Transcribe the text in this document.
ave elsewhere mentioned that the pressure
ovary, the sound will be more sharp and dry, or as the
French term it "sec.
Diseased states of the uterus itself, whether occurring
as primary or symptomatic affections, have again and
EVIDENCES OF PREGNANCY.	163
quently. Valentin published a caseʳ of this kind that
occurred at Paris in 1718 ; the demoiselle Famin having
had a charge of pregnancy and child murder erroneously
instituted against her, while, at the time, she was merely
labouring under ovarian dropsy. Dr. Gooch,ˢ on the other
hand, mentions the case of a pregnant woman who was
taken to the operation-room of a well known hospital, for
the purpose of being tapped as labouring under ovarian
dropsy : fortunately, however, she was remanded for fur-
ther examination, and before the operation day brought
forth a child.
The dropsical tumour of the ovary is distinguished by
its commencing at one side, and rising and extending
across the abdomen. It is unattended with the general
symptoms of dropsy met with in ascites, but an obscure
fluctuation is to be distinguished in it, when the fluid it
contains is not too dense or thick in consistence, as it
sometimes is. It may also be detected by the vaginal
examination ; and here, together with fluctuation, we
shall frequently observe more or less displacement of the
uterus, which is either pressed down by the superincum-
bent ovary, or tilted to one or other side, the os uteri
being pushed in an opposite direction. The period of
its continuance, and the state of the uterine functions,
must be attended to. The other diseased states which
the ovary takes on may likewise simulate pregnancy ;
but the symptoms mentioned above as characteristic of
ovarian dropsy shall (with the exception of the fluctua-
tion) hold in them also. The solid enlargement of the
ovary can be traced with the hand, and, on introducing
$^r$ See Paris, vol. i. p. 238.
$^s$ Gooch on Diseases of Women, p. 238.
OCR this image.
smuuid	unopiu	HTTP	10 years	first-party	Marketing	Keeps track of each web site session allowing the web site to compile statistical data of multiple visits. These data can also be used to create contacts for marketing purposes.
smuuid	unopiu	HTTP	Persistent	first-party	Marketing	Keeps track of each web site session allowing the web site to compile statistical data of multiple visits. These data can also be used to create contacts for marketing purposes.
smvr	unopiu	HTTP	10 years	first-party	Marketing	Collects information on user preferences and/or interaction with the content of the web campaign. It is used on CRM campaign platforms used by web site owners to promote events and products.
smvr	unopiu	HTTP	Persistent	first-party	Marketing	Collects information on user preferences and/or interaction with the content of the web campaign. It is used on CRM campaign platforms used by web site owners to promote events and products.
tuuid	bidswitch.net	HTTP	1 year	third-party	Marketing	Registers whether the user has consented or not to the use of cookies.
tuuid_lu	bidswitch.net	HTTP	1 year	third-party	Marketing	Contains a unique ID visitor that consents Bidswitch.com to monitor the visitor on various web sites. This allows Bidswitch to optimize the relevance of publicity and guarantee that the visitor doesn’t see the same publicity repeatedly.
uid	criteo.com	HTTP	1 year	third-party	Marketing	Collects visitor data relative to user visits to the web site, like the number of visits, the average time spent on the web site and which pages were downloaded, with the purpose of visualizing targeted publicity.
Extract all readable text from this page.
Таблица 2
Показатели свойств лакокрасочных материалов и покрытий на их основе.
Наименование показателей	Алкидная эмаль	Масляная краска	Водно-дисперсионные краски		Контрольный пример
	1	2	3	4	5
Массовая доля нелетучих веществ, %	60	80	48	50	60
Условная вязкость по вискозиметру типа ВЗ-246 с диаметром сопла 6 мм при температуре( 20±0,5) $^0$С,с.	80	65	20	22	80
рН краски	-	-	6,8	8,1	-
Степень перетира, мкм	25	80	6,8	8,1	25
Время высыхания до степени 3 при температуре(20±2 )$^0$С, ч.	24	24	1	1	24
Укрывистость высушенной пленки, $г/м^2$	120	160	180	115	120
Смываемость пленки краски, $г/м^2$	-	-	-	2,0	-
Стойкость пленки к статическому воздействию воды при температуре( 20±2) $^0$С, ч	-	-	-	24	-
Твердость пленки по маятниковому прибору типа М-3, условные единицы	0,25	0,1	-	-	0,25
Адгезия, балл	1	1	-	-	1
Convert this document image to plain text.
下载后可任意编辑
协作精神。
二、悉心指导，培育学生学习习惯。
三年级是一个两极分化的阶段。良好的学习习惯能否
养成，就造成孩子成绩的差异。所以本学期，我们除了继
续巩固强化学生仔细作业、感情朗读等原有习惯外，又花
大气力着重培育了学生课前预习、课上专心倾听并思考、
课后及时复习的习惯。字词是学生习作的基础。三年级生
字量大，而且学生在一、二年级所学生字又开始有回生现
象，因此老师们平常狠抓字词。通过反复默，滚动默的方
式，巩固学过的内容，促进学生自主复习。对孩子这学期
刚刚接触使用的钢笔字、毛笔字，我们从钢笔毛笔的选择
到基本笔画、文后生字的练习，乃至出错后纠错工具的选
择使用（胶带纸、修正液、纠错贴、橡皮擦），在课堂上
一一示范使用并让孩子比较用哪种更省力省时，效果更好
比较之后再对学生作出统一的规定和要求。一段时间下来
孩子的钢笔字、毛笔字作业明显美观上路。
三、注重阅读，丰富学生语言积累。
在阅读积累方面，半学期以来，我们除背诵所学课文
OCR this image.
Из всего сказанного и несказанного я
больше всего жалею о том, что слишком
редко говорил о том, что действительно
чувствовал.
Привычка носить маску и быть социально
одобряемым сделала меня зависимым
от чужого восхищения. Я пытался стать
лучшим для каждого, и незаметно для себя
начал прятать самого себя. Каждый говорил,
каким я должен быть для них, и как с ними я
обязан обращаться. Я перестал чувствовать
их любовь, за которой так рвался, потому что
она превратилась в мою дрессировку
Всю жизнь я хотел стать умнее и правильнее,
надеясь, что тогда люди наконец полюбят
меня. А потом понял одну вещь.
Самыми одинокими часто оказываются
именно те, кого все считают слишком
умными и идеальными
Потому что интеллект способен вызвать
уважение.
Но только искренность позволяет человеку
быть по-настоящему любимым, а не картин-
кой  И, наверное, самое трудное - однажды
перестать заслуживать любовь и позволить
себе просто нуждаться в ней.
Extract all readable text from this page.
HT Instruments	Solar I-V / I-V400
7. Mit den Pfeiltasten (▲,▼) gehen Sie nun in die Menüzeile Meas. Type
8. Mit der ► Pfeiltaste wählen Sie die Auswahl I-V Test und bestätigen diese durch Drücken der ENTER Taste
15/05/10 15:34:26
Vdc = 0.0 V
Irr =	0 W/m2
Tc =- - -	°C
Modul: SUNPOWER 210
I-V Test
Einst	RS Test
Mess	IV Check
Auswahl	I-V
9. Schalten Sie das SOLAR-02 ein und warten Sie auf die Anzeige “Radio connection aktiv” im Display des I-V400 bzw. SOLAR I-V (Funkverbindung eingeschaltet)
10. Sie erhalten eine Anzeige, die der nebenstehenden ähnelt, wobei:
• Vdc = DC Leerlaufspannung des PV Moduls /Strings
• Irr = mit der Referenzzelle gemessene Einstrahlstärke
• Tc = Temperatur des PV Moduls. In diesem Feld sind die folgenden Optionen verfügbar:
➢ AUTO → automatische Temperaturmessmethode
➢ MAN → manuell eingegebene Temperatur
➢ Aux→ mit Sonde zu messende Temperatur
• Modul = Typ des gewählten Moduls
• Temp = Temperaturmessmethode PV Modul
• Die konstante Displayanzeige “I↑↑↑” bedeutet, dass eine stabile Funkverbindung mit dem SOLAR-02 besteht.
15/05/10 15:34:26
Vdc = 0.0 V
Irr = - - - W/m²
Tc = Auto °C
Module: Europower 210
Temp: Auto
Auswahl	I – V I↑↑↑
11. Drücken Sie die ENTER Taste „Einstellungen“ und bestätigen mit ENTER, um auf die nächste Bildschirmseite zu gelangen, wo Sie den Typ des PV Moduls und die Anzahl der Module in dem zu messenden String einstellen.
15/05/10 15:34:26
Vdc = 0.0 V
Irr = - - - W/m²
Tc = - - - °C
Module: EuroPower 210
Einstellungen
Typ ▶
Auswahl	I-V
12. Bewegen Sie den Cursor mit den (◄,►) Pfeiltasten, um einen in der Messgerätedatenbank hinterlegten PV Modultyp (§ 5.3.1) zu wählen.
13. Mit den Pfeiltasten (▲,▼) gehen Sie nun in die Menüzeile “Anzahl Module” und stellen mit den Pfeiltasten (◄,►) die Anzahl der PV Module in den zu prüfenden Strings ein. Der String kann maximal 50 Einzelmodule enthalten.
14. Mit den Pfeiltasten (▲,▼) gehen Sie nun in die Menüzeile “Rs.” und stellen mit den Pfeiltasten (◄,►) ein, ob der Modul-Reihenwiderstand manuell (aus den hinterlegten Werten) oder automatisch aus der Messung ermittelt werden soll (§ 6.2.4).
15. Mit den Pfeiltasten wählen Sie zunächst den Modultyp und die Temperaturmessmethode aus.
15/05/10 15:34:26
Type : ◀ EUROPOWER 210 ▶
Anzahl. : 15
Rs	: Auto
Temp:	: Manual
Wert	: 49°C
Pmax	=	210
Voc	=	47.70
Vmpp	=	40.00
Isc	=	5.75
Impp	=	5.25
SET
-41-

= = = = = = =

Goal: Pick out each line above that includes "Type" and show it.

Response to the exercise:
7. Mit den Pfeiltasten (▲,▼) gehen Sie nun in die Menüzeile Meas. Type
Type : ◀ EUROPOWER 210 ▶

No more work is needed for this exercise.